▶ _Objective_
Filter the entries below, keeping every line that has the word "Waves".

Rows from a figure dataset

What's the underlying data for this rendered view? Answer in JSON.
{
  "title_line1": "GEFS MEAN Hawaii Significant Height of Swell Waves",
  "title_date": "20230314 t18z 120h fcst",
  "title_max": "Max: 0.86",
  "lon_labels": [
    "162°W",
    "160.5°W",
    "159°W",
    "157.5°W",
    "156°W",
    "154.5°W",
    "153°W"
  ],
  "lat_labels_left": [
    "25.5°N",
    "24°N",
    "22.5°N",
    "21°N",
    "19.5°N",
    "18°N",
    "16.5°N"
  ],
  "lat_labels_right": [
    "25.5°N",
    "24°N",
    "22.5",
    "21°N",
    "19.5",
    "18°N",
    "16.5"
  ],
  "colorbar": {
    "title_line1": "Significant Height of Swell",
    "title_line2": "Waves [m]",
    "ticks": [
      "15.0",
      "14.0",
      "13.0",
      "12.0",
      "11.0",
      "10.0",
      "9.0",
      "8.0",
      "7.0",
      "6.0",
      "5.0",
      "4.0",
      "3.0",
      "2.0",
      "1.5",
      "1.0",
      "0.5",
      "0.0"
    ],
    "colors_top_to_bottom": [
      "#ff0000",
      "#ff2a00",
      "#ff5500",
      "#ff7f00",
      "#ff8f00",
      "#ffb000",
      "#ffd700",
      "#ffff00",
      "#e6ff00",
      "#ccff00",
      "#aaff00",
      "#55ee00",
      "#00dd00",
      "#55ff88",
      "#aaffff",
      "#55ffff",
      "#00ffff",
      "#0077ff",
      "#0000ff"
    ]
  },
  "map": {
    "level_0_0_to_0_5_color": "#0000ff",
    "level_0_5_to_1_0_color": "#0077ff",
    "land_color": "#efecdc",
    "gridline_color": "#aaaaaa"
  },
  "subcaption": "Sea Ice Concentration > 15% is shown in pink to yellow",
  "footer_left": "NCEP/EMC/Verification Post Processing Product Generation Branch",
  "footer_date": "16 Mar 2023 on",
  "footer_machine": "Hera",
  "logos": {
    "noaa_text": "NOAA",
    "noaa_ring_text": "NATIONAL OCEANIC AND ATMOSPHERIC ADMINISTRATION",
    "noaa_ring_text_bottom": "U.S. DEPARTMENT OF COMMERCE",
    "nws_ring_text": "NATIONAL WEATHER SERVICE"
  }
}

▶ _Result for this task_
  "title_line1": "GEFS MEAN Hawaii Significant Height of Swell Waves",
    "title_line2": "Waves [m]",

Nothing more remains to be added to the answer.